[Dataset items]
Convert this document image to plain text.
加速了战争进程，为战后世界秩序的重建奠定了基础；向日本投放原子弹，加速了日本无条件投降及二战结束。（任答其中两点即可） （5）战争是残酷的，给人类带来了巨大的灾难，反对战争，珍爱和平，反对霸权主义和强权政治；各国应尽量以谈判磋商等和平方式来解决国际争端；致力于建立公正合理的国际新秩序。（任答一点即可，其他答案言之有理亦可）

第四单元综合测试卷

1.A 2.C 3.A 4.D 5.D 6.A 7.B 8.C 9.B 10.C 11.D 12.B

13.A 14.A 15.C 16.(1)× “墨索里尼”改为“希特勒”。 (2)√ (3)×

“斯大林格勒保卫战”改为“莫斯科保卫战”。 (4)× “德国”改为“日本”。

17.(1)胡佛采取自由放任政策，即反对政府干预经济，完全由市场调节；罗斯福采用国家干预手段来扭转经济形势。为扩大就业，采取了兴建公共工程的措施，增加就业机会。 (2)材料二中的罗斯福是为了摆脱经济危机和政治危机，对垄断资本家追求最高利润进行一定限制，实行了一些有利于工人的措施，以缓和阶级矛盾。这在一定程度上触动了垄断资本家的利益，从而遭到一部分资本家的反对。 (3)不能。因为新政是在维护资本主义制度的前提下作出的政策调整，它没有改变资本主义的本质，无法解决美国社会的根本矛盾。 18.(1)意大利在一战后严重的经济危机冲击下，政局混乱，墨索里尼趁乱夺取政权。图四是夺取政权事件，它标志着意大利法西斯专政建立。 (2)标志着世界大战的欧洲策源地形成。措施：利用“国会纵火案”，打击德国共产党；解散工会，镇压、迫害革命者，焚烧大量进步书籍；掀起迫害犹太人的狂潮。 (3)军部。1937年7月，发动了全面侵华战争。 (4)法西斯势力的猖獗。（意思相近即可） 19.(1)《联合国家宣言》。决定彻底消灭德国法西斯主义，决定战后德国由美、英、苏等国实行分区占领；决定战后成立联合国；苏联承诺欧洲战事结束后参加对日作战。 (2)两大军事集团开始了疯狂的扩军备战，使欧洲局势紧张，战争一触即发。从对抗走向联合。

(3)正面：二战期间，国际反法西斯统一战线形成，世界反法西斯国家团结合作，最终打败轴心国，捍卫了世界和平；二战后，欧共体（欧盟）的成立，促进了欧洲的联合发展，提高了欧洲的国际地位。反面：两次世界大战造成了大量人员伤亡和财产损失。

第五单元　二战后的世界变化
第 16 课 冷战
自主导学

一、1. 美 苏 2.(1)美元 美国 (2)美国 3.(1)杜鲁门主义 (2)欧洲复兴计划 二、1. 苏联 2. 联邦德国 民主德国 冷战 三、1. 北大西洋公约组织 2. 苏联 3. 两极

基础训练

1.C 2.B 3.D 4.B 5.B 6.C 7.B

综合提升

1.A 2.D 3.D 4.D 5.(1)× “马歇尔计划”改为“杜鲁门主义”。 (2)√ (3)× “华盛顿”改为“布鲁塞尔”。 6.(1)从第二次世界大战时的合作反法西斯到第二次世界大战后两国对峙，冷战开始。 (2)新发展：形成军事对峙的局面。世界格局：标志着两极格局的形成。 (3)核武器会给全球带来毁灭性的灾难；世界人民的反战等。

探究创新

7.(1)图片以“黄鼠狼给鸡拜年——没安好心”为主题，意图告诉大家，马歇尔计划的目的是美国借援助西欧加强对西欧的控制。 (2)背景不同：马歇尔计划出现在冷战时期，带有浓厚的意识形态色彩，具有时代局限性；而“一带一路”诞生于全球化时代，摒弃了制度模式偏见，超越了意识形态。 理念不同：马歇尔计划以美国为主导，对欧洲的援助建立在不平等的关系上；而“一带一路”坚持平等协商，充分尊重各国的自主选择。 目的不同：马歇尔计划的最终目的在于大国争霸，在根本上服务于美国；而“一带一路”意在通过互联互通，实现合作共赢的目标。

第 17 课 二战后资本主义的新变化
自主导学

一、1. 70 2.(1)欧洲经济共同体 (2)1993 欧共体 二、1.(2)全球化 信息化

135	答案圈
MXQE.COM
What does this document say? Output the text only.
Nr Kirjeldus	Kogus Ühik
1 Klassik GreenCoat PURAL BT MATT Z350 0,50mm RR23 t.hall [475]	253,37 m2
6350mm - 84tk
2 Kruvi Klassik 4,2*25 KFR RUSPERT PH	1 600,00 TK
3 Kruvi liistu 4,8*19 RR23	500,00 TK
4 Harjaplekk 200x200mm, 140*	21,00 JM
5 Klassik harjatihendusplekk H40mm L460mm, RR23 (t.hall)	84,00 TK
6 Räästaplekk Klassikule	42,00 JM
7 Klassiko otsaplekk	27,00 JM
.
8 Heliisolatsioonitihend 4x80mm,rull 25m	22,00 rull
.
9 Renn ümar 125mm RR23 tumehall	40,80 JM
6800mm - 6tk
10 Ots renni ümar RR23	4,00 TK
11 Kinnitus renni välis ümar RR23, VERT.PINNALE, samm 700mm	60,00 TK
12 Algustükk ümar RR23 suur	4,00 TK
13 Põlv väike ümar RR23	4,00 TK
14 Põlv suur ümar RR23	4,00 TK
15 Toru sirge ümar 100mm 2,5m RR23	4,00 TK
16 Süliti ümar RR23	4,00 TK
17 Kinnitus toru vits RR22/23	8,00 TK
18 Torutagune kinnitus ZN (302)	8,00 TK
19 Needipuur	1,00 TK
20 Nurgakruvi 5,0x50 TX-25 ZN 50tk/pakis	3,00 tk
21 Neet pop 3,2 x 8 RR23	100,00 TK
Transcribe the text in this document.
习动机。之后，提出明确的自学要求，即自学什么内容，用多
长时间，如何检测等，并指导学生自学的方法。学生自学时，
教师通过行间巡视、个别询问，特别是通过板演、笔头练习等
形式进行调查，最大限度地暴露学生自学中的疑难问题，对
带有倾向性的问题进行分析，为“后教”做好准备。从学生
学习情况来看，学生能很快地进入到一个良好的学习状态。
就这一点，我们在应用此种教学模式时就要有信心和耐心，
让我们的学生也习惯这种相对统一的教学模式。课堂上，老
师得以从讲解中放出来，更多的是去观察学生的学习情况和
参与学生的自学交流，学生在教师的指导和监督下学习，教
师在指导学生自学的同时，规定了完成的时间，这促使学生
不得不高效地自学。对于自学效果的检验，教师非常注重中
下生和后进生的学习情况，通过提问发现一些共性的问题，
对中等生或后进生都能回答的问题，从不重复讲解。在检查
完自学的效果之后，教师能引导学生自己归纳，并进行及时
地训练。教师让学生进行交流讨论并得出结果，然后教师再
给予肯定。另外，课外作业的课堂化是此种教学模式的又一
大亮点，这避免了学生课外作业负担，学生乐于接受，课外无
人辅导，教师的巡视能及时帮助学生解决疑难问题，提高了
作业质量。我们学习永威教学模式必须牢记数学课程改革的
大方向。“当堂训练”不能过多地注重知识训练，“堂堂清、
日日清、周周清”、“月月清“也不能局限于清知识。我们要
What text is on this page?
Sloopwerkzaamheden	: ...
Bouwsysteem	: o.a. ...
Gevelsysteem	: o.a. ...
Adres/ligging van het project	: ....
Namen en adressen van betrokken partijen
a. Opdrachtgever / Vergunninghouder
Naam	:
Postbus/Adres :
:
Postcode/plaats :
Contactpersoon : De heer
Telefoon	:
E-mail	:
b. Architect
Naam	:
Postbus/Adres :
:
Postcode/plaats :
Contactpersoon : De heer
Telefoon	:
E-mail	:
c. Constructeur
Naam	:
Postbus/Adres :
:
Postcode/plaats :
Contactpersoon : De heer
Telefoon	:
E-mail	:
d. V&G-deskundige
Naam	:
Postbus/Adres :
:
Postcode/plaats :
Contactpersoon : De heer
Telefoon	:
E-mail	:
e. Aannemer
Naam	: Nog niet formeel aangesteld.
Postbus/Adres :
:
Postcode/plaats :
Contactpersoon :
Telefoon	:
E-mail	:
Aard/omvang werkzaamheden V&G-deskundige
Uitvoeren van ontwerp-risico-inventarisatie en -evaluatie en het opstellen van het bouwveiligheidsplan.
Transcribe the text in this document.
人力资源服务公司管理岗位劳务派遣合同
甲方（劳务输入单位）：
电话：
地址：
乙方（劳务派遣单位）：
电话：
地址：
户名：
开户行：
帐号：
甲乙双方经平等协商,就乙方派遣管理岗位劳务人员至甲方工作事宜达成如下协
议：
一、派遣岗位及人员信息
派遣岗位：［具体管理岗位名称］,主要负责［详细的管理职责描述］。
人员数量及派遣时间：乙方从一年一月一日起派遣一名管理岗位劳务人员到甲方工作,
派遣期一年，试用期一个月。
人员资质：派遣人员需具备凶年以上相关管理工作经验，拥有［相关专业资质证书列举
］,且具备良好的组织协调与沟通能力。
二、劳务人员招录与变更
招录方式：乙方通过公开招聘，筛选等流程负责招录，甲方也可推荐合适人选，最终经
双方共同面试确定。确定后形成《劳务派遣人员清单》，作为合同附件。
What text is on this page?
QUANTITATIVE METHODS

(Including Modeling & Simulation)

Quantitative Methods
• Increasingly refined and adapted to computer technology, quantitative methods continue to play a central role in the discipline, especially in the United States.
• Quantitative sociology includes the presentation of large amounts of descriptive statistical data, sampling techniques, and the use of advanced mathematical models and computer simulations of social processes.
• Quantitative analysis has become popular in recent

* **Problem**
Search the data above for lines holding "renni" and copy each of them.

* **Exercise result**
10 Ots renni ümar RR23	4,00 TK
11 Kinnitus renni välis ümar RR23, VERT.PINNALE, samm 700mm	60,00 TK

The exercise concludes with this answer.